(Figure dataset records)
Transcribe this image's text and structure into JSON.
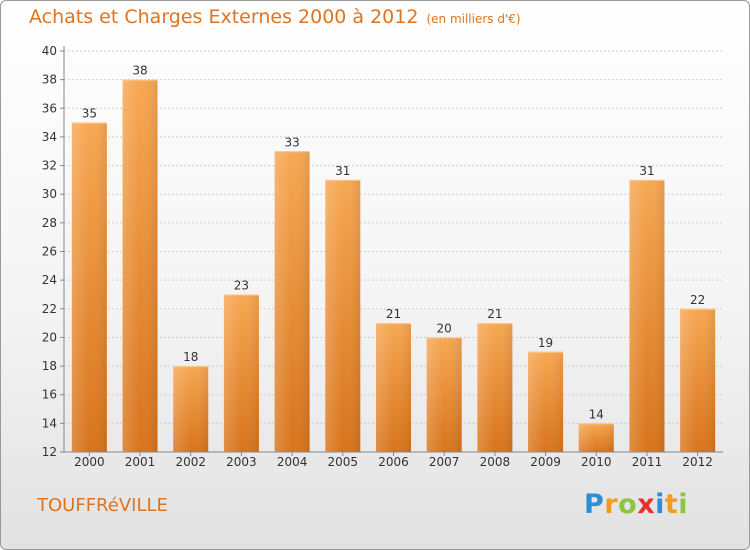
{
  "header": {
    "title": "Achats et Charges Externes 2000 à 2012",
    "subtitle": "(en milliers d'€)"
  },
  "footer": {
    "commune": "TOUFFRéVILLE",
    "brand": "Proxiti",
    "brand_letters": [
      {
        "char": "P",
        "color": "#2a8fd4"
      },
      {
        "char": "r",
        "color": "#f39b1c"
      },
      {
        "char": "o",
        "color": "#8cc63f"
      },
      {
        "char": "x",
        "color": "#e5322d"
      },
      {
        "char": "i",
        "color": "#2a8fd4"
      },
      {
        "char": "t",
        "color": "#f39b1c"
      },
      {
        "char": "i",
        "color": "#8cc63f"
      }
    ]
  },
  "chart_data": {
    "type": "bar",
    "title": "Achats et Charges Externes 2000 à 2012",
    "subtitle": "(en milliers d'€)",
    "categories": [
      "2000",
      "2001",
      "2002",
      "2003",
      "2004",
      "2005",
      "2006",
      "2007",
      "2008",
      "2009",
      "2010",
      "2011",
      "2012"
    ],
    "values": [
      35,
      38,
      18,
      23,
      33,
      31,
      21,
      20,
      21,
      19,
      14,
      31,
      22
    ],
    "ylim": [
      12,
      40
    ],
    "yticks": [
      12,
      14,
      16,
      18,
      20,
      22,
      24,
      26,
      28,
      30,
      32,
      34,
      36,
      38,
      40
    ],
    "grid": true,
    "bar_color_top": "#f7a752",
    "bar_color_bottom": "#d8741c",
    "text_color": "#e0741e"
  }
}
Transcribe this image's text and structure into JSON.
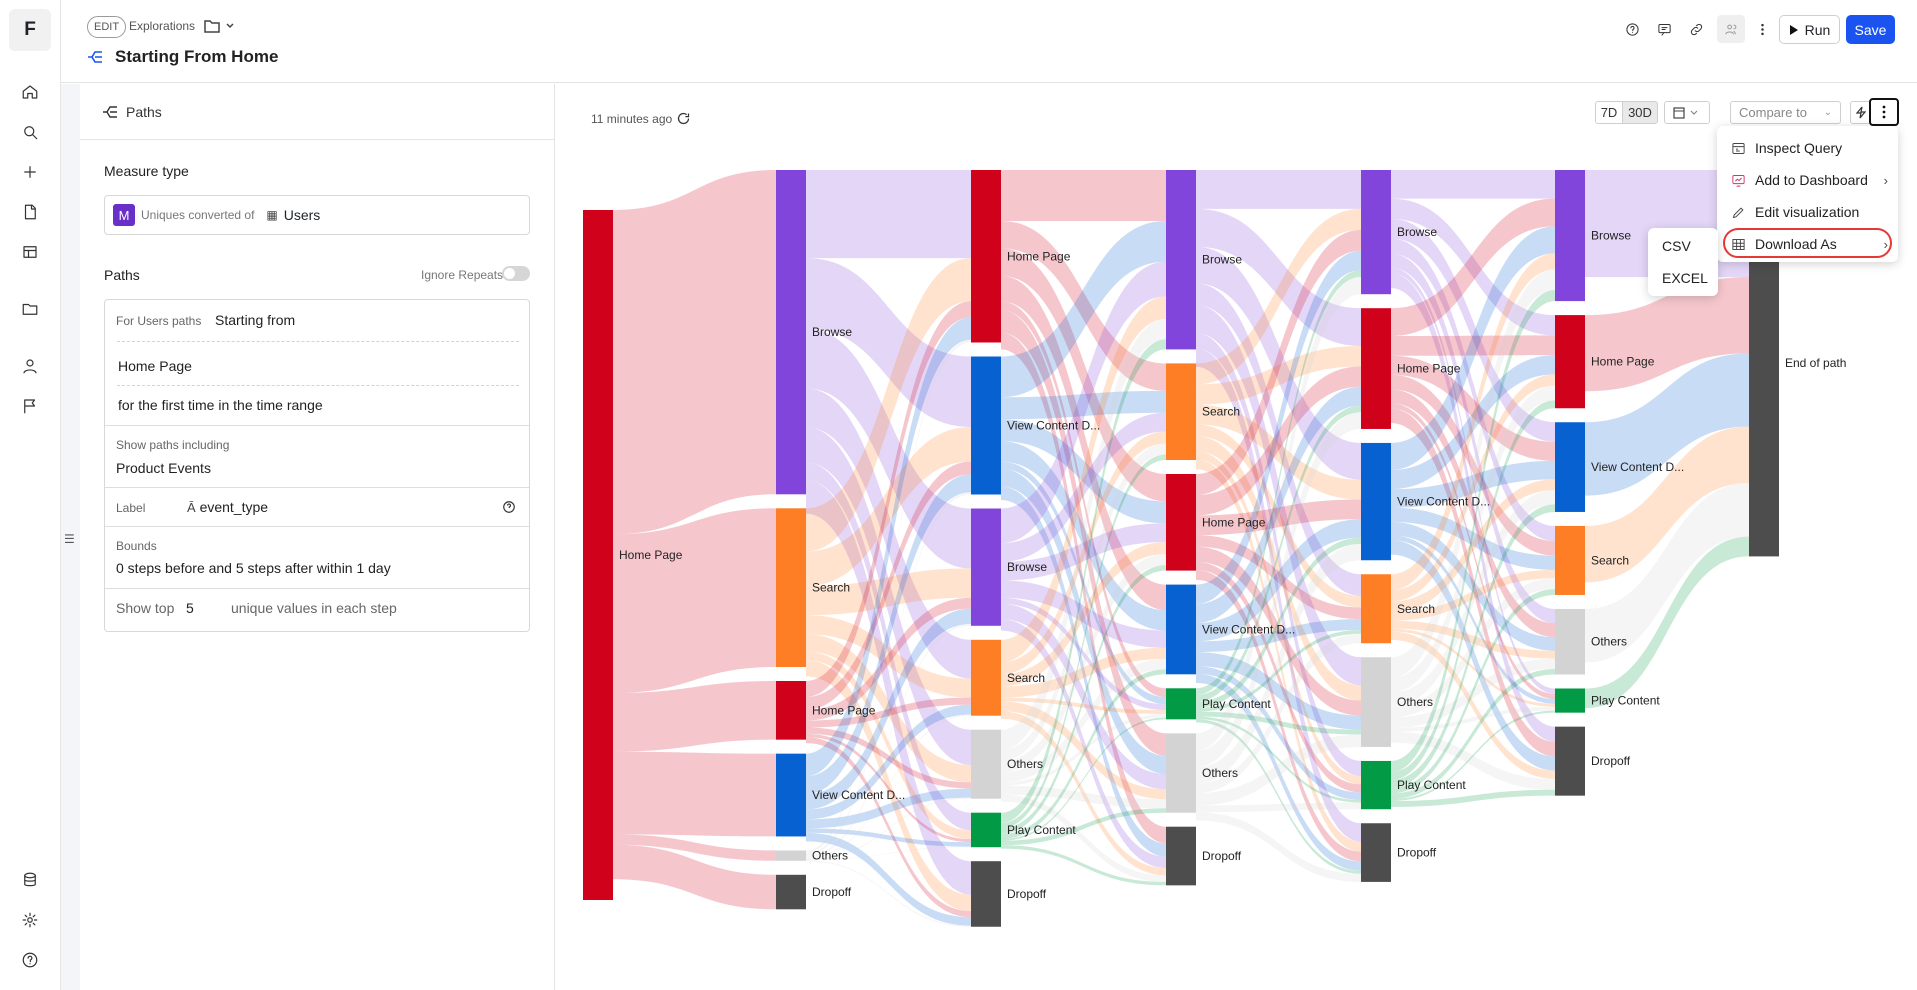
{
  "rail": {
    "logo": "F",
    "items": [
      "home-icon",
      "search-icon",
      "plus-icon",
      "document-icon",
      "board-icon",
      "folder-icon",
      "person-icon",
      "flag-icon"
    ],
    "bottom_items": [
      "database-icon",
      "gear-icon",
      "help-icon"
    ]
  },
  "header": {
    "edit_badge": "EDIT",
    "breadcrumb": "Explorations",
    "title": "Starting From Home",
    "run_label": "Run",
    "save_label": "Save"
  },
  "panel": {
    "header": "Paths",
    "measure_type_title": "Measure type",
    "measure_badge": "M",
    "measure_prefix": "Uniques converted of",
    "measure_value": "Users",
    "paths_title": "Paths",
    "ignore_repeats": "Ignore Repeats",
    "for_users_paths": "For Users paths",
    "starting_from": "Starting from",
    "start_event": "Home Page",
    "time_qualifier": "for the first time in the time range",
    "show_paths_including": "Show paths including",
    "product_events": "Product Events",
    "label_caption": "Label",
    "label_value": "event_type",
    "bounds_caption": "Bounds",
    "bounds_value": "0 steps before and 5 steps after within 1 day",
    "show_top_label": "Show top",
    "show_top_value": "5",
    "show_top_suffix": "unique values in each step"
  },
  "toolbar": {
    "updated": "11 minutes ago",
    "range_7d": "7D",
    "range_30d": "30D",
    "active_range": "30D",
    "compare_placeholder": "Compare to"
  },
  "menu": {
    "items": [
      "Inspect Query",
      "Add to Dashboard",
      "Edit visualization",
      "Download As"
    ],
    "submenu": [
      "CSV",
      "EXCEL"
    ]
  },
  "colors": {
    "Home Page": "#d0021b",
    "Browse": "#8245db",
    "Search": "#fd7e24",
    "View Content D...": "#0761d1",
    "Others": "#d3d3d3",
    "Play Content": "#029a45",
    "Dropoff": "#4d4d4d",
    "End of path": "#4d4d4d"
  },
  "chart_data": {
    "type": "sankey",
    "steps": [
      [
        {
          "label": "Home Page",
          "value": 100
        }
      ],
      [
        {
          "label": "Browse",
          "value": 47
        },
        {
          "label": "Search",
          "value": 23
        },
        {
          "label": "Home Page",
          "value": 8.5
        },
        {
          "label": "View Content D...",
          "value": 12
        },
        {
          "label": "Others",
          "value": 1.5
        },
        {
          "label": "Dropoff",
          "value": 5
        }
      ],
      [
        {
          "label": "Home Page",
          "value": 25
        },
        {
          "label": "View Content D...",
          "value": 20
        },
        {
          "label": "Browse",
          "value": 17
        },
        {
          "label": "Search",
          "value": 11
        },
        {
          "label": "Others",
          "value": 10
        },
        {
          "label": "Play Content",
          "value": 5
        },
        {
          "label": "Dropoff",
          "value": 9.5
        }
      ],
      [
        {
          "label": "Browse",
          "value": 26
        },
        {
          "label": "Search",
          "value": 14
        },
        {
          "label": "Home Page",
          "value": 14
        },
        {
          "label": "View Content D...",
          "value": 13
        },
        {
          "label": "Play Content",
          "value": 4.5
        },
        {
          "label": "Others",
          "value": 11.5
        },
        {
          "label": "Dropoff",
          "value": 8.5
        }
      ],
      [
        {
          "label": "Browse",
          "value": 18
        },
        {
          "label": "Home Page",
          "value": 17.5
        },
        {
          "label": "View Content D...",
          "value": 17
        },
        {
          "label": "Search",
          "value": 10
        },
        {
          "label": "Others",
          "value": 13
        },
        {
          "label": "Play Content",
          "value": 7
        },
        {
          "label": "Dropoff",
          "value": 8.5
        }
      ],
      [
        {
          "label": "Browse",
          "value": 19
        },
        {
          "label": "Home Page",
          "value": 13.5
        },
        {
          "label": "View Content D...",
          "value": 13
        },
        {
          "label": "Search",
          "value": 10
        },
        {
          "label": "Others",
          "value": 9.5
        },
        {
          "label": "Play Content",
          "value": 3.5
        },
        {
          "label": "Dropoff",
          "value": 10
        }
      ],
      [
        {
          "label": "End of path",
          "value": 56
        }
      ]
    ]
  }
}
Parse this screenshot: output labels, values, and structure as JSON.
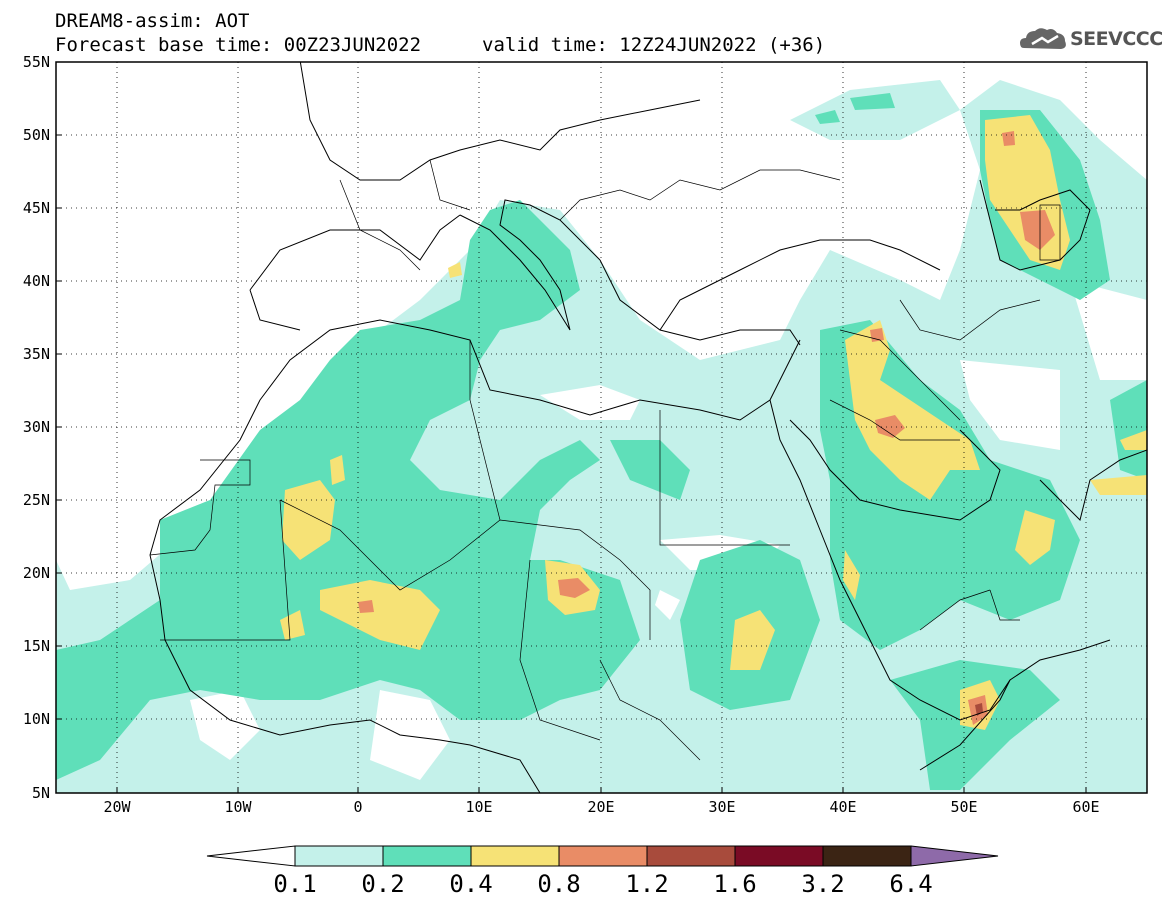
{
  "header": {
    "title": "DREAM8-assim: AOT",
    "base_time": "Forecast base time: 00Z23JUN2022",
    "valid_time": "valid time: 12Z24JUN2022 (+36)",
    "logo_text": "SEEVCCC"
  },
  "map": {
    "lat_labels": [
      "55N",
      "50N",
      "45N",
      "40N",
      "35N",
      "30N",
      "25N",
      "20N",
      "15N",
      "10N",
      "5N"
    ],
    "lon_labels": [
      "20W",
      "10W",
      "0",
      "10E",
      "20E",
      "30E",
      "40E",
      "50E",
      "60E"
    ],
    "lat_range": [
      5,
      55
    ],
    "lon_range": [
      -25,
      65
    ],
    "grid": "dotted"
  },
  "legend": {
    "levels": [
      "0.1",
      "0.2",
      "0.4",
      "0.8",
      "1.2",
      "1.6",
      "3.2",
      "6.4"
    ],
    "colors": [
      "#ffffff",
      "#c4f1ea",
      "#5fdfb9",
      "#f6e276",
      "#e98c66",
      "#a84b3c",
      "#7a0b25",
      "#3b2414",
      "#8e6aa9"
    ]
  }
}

■ THE TASK ■
Retype exactly, and only, the lines from the one containing "Parse this screenshot: output" through the end of the material, leaving aside every picture.

■ EXPECTED ANSWER ■
Parse this screenshot: output labels, values, and structure as JSON.
{
  "header": {
    "title": "DREAM8-assim: AOT",
    "base_time": "Forecast base time: 00Z23JUN2022",
    "valid_time": "valid time: 12Z24JUN2022 (+36)",
    "logo_text": "SEEVCCC"
  },
  "map": {
    "lat_labels": [
      "55N",
      "50N",
      "45N",
      "40N",
      "35N",
      "30N",
      "25N",
      "20N",
      "15N",
      "10N",
      "5N"
    ],
    "lon_labels": [
      "20W",
      "10W",
      "0",
      "10E",
      "20E",
      "30E",
      "40E",
      "50E",
      "60E"
    ],
    "lat_range": [
      5,
      55
    ],
    "lon_range": [
      -25,
      65
    ],
    "grid": "dotted"
  },
  "legend": {
    "levels": [
      "0.1",
      "0.2",
      "0.4",
      "0.8",
      "1.2",
      "1.6",
      "3.2",
      "6.4"
    ],
    "colors": [
      "#ffffff",
      "#c4f1ea",
      "#5fdfb9",
      "#f6e276",
      "#e98c66",
      "#a84b3c",
      "#7a0b25",
      "#3b2414",
      "#8e6aa9"
    ]
  }
}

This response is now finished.